_Problem_
In the listing that follows, how many lines contain "White"? Give the number only.

_Dataset records_
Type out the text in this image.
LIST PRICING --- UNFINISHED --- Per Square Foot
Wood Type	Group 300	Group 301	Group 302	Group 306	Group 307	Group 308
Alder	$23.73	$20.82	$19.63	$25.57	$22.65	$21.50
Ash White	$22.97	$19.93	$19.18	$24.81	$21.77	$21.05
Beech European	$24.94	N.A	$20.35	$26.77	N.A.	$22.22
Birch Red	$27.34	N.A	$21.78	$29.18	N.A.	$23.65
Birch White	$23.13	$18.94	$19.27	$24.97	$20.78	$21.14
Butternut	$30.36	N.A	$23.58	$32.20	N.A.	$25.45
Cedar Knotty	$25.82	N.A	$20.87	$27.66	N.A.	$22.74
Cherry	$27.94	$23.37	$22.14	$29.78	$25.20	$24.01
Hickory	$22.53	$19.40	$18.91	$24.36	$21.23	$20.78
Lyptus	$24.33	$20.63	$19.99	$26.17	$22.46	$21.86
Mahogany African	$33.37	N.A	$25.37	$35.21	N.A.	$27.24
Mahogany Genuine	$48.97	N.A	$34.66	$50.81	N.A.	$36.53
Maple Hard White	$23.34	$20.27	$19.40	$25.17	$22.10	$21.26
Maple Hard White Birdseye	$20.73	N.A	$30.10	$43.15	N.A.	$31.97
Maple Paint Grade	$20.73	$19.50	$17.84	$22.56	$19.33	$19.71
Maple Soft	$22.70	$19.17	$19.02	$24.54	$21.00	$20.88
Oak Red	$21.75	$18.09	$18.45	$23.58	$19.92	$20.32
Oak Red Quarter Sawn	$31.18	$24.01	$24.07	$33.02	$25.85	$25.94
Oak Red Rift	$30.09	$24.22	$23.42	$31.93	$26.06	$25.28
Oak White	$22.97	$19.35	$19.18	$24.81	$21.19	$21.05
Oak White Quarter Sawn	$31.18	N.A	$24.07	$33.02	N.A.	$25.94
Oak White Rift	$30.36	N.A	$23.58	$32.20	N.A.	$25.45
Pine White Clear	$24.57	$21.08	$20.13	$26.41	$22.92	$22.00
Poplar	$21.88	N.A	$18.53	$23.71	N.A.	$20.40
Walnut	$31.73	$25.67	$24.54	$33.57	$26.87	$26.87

_Expected answer_
8